GOAL
Every line holding the string "отношении" should be gathered.

Dataset entries
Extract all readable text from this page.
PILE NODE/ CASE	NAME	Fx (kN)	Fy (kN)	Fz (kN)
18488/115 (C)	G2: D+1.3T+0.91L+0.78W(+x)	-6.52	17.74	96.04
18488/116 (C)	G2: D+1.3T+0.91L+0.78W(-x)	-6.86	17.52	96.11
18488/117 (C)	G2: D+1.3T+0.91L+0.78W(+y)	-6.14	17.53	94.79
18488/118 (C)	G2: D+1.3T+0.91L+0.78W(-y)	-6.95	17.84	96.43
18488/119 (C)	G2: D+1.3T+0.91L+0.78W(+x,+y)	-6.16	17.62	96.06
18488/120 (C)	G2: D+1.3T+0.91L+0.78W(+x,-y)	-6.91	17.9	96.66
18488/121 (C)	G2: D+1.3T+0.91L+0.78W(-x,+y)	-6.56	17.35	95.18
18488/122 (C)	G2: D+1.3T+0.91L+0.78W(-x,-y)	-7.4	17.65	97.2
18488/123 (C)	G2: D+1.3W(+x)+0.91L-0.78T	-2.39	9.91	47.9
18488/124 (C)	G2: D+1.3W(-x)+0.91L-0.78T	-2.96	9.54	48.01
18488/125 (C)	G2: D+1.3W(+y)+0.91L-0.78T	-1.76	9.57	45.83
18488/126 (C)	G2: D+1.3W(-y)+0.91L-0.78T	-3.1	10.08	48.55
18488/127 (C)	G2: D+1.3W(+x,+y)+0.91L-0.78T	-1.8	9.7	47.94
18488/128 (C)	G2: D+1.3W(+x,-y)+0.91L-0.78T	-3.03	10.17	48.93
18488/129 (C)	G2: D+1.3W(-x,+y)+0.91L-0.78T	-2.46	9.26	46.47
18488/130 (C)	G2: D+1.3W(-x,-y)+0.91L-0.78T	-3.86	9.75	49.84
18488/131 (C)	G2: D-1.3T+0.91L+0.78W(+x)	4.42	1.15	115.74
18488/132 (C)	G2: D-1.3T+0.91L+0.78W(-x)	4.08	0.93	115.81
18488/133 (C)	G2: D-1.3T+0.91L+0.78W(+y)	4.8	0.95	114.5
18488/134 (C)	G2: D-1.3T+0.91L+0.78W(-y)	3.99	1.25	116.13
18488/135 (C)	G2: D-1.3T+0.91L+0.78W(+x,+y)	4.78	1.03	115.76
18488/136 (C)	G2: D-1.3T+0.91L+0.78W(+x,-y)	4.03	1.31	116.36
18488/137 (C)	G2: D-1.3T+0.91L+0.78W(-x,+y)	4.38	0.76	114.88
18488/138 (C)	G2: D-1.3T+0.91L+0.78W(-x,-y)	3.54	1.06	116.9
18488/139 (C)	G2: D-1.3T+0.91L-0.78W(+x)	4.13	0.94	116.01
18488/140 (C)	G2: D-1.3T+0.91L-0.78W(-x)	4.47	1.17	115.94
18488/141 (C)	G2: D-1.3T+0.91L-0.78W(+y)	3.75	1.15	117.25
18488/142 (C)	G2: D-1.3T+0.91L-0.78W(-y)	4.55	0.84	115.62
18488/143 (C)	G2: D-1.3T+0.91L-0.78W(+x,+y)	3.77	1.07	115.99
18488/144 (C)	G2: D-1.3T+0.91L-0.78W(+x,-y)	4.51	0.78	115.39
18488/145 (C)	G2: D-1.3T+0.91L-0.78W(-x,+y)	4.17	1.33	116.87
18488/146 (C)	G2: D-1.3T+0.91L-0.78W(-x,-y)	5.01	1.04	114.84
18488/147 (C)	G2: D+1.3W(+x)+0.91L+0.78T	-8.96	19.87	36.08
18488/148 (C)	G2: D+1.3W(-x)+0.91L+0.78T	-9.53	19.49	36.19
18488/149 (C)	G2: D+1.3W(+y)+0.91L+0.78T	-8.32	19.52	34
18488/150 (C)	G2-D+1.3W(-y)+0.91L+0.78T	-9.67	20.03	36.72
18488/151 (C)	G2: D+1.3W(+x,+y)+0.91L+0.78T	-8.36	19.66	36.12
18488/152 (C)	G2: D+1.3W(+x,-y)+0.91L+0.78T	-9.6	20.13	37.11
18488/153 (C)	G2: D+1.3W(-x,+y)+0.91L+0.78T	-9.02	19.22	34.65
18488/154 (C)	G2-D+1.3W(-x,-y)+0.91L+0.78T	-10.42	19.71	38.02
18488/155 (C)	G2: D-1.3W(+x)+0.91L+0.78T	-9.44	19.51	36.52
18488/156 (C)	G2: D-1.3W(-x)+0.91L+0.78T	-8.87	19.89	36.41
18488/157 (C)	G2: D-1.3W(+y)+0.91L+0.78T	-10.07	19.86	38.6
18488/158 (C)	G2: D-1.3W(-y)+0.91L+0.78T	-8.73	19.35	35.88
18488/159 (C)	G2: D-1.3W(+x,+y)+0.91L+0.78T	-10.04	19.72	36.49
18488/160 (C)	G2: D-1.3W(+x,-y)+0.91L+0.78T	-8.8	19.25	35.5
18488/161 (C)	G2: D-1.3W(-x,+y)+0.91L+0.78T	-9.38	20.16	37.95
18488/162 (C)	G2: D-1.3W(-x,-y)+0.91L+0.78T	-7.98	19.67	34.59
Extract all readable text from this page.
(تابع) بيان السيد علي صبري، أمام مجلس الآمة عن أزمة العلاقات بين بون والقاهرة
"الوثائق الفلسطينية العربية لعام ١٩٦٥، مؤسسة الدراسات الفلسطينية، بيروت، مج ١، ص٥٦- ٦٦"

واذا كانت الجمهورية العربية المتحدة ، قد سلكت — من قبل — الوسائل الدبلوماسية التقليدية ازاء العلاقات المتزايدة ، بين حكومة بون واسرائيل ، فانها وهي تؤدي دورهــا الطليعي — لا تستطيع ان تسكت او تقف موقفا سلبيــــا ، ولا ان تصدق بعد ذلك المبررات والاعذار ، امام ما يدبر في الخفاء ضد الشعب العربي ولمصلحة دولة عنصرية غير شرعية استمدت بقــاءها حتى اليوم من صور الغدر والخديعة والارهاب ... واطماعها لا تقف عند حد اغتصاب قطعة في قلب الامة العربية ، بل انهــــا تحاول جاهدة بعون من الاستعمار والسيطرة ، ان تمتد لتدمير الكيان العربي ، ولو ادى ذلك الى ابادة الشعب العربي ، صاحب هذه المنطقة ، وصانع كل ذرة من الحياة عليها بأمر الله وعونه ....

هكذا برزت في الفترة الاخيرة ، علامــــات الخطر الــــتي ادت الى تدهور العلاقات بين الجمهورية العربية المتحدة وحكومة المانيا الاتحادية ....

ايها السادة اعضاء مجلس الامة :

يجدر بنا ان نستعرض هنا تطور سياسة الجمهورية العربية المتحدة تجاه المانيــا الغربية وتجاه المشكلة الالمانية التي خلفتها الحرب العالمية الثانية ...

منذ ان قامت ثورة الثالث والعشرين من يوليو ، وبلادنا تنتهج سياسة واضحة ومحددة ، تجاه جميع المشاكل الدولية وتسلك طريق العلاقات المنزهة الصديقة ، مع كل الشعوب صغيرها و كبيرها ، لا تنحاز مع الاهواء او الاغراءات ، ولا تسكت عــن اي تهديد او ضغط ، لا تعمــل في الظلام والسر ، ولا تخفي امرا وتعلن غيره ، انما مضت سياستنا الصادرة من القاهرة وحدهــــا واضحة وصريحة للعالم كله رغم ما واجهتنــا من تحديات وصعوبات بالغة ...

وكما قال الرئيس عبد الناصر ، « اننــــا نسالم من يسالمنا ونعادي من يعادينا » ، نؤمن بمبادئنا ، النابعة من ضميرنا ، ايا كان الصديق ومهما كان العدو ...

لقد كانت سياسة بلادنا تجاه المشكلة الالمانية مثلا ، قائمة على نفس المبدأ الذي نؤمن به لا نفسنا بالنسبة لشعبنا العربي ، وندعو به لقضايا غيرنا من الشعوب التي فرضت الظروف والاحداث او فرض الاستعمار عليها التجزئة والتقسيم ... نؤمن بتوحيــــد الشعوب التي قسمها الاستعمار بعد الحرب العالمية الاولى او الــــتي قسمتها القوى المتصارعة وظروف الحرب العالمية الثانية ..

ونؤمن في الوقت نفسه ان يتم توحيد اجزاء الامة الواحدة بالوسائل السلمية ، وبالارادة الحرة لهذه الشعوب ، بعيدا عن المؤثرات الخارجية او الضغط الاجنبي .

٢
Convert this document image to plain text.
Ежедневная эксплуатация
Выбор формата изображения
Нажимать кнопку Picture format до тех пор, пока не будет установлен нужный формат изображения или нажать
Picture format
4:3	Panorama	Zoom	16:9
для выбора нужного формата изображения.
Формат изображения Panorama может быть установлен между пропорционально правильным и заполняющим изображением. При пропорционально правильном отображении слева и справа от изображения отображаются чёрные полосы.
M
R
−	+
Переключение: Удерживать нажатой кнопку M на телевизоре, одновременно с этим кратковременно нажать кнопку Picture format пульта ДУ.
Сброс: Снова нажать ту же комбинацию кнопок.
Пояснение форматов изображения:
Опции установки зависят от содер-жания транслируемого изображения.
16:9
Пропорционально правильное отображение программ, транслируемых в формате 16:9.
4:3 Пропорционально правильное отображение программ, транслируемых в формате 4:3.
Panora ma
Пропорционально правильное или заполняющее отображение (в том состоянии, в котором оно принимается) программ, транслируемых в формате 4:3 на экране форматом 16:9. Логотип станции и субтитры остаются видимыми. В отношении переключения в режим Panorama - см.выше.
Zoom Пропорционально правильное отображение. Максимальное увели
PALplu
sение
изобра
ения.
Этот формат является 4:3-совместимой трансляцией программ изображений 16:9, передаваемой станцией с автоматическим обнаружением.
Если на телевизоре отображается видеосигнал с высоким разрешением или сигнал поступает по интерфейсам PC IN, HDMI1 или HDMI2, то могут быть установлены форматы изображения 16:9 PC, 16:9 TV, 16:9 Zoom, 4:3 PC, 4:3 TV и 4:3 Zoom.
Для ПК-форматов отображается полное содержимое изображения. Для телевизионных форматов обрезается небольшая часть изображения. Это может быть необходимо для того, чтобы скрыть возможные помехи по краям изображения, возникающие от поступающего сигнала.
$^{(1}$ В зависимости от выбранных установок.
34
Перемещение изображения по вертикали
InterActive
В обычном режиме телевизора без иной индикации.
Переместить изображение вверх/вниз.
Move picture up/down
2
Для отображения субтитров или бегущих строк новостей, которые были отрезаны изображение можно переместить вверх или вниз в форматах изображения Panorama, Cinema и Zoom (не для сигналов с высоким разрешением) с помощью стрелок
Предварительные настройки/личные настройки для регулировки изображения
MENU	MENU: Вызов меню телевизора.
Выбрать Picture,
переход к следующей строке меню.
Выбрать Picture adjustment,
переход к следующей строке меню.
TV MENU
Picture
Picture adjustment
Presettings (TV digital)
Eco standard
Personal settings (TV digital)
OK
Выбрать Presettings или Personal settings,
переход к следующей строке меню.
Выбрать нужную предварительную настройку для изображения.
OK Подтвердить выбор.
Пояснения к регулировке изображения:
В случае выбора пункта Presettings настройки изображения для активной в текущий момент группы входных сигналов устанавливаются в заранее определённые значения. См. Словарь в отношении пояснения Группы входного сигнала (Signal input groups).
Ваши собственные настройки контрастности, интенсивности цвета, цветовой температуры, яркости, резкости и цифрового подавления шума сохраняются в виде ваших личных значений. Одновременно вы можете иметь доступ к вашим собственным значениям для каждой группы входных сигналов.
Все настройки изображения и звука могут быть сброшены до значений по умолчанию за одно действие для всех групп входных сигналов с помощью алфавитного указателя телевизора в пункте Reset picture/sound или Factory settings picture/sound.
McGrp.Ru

CORRECT RESULT
Пропорционально правильное или заполняющее отображение (в том состоянии, в котором оно принимается) программ, транслируемых в формате 4:3 на экране форматом 16:9. Логотип станции и субтитры остаются видимыми. В отношении переключения в режим Panorama - см.выше.
В случае выбора пункта Presettings настройки изображения для активной в текущий момент группы входных сигналов устанавливаются в заранее определённые значения. См. Словарь в отношении пояснения Группы входного сигнала (Signal input groups).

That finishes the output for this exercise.